# [PROBLEM DETAILS]
Reproduce each line of the material exactly, minus any picture.

[Start of DATA TO PROCESS]

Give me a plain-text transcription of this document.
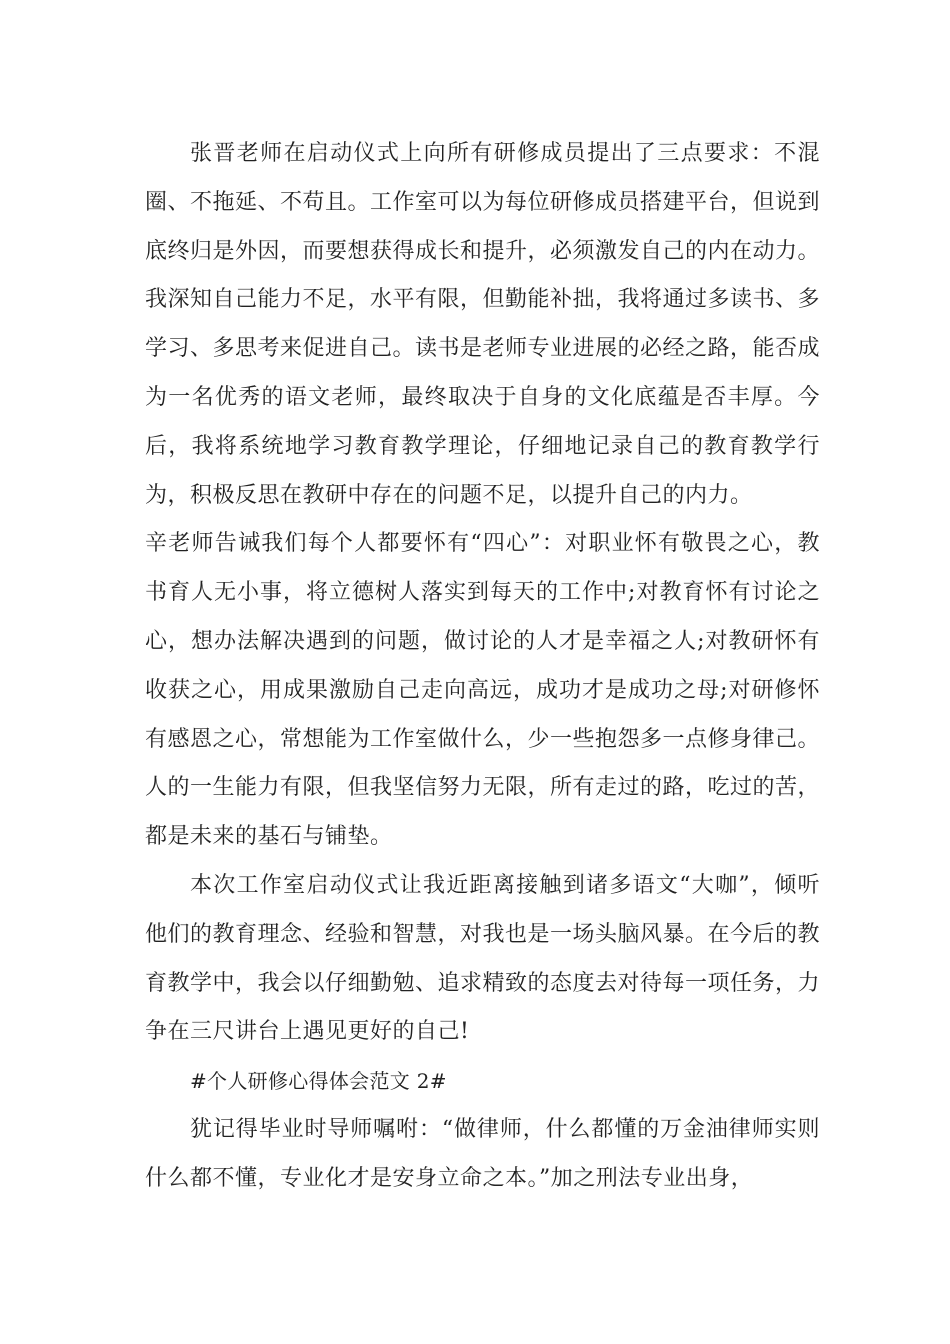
张晋老师在启动仪式上向所有研修成员提出了三点要求：不混圈、不拖延、不苟且。工作室可以为每位研修成员搭建平台，但说到底终归是外因，而要想获得成长和提升，必须激发自己的内在动力。我深知自己能力不足，水平有限，但勤能补拙，我将通过多读书、多学习、多思考来促进自己。读书是老师专业进展的必经之路，能否成为一名优秀的语文老师，最终取决于自身的文化底蕴是否丰厚。今后，我将系统地学习教育教学理论，仔细地记录自己的教育教学行为，积极反思在教研中存在的问题不足，以提升自己的内力。

辛老师告诫我们每个人都要怀有“四心”：对职业怀有敬畏之心，教书育人无小事，将立德树人落实到每天的工作中;对教育怀有讨论之心，想办法解决遇到的问题，做讨论的人才是幸福之人;对教研怀有收获之心，用成果激励自己走向高远，成功才是成功之母;对研修怀有感恩之心，常想能为工作室做什么，少一些抱怨多一点修身律己。人的一生能力有限，但我坚信努力无限，所有走过的路，吃过的苦，都是未来的基石与铺垫。

本次工作室启动仪式让我近距离接触到诸多语文“大咖”，倾听他们的教育理念、经验和智慧，对我也是一场头脑风暴。在今后的教育教学中，我会以仔细勤勉、追求精致的态度去对待每一项任务，力争在三尺讲台上遇见更好的自己!

#个人研修心得体会范文 2#

犹记得毕业时导师嘱咐：“做律师，什么都懂的万金油律师实则什么都不懂，专业化才是安身立命之本。”加之刑法专业出身，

[End of DATA TO PROCESS]

# [PROBLEM SOLUTION]
Give me a plain-text transcription of this document.
张晋老师在启动仪式上向所有研修成员提出了三点要求：不混圈、不拖延、不苟且。工作室可以为每位研修成员搭建平台，但说到底终归是外因，而要想获得成长和提升，必须激发自己的内在动力。我深知自己能力不足，水平有限，但勤能补拙，我将通过多读书、多学习、多思考来促进自己。读书是老师专业进展的必经之路，能否成为一名优秀的语文老师，最终取决于自身的文化底蕴是否丰厚。今后，我将系统地学习教育教学理论，仔细地记录自己的教育教学行为，积极反思在教研中存在的问题不足，以提升自己的内力。

辛老师告诫我们每个人都要怀有“四心”：对职业怀有敬畏之心，教书育人无小事，将立德树人落实到每天的工作中;对教育怀有讨论之心，想办法解决遇到的问题，做讨论的人才是幸福之人;对教研怀有收获之心，用成果激励自己走向高远，成功才是成功之母;对研修怀有感恩之心，常想能为工作室做什么，少一些抱怨多一点修身律己。人的一生能力有限，但我坚信努力无限，所有走过的路，吃过的苦，都是未来的基石与铺垫。

本次工作室启动仪式让我近距离接触到诸多语文“大咖”，倾听他们的教育理念、经验和智慧，对我也是一场头脑风暴。在今后的教育教学中，我会以仔细勤勉、追求精致的态度去对待每一项任务，力争在三尺讲台上遇见更好的自己!

#个人研修心得体会范文 2#

犹记得毕业时导师嘱咐：“做律师，什么都懂的万金油律师实则什么都不懂，专业化才是安身立命之本。”加之刑法专业出身，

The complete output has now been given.